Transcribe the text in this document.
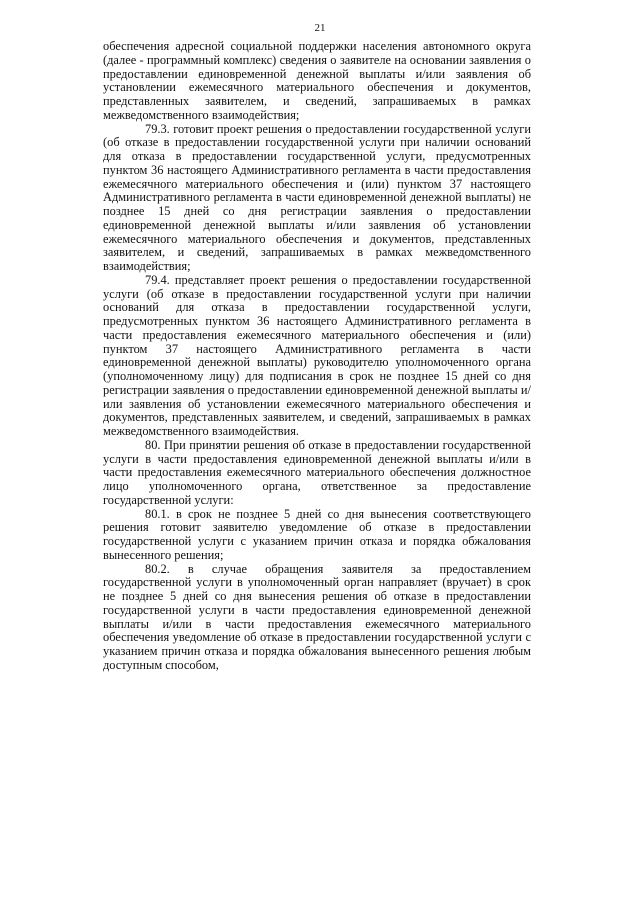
21

обеспечения адресной социальной поддержки населения автономного округа (далее - программный комплекс) сведения о заявителе на основании заявления о предоставлении единовременной денежной выплаты и/или заявления об установлении ежемесячного материального обеспечения и документов, представленных заявителем, и сведений, запрашиваемых в рамках межведомственного взаимодействия;

79.3. готовит проект решения о предоставлении государственной услуги (об отказе в предоставлении государственной услуги при наличии оснований для отказа в предоставлении государственной услуги, предусмотренных пунктом 36 настоящего Административного регламента в части предоставления ежемесячного материального обеспечения и (или) пунктом 37 настоящего Административного регламента в части единовременной денежной выплаты) не позднее 15 дней со дня регистрации заявления о предоставлении единовременной денежной выплаты и/или заявления об установлении ежемесячного материального обеспечения и документов, представленных заявителем, и сведений, запрашиваемых в рамках межведомственного взаимодействия;

79.4. представляет проект решения о предоставлении государственной услуги (об отказе в предоставлении государственной услуги при наличии оснований для отказа в предоставлении государственной услуги, предусмотренных пунктом 36 настоящего Административного регламента в части предоставления ежемесячного материального обеспечения и (или) пунктом 37 настоящего Административного регламента в части единовременной денежной выплаты) руководителю уполномоченного органа (уполномоченному лицу) для подписания в срок не позднее 15 дней со дня регистрации заявления о предоставлении единовременной денежной выплаты и/или заявления об установлении ежемесячного материального обеспечения и документов, представленных заявителем, и сведений, запрашиваемых в рамках межведомственного взаимодействия.

80. При принятии решения об отказе в предоставлении государственной услуги в части предоставления единовременной денежной выплаты и/или в части предоставления ежемесячного материального обеспечения должностное лицо уполномоченного органа, ответственное за предоставление государственной услуги:

80.1. в срок не позднее 5 дней со дня вынесения соответствующего решения готовит заявителю уведомление об отказе в предоставлении государственной услуги с указанием причин отказа и порядка обжалования вынесенного решения;

80.2. в случае обращения заявителя за предоставлением государственной услуги в уполномоченный орган направляет (вручает) в срок не позднее 5 дней со дня вынесения решения об отказе в предоставлении государственной услуги в части предоставления единовременной денежной выплаты и/или в части предоставления ежемесячного материального обеспечения уведомление об отказе в предоставлении государственной услуги с указанием причин отказа и порядка обжалования вынесенного решения любым доступным способом,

• Given request: Copy out each record shown above without alteration, skipping any picture.

• Output for this exercise:
Transcribe the text in this document.
21

обеспечения адресной социальной поддержки населения автономного округа (далее - программный комплекс) сведения о заявителе на основании заявления о предоставлении единовременной денежной выплаты и/или заявления об установлении ежемесячного материального обеспечения и документов, представленных заявителем, и сведений, запрашиваемых в рамках межведомственного взаимодействия;

79.3. готовит проект решения о предоставлении государственной услуги (об отказе в предоставлении государственной услуги при наличии оснований для отказа в предоставлении государственной услуги, предусмотренных пунктом 36 настоящего Административного регламента в части предоставления ежемесячного материального обеспечения и (или) пунктом 37 настоящего Административного регламента в части единовременной денежной выплаты) не позднее 15 дней со дня регистрации заявления о предоставлении единовременной денежной выплаты и/или заявления об установлении ежемесячного материального обеспечения и документов, представленных заявителем, и сведений, запрашиваемых в рамках межведомственного взаимодействия;

79.4. представляет проект решения о предоставлении государственной услуги (об отказе в предоставлении государственной услуги при наличии оснований для отказа в предоставлении государственной услуги, предусмотренных пунктом 36 настоящего Административного регламента в части предоставления ежемесячного материального обеспечения и (или) пунктом 37 настоящего Административного регламента в части единовременной денежной выплаты) руководителю уполномоченного органа (уполномоченному лицу) для подписания в срок не позднее 15 дней со дня регистрации заявления о предоставлении единовременной денежной выплаты и/или заявления об установлении ежемесячного материального обеспечения и документов, представленных заявителем, и сведений, запрашиваемых в рамках межведомственного взаимодействия.

80. При принятии решения об отказе в предоставлении государственной услуги в части предоставления единовременной денежной выплаты и/или в части предоставления ежемесячного материального обеспечения должностное лицо уполномоченного органа, ответственное за предоставление государственной услуги:

80.1. в срок не позднее 5 дней со дня вынесения соответствующего решения готовит заявителю уведомление об отказе в предоставлении государственной услуги с указанием причин отказа и порядка обжалования вынесенного решения;

80.2. в случае обращения заявителя за предоставлением государственной услуги в уполномоченный орган направляет (вручает) в срок не позднее 5 дней со дня вынесения решения об отказе в предоставлении государственной услуги в части предоставления единовременной денежной выплаты и/или в части предоставления ежемесячного материального обеспечения уведомление об отказе в предоставлении государственной услуги с указанием причин отказа и порядка обжалования вынесенного решения любым доступным способом,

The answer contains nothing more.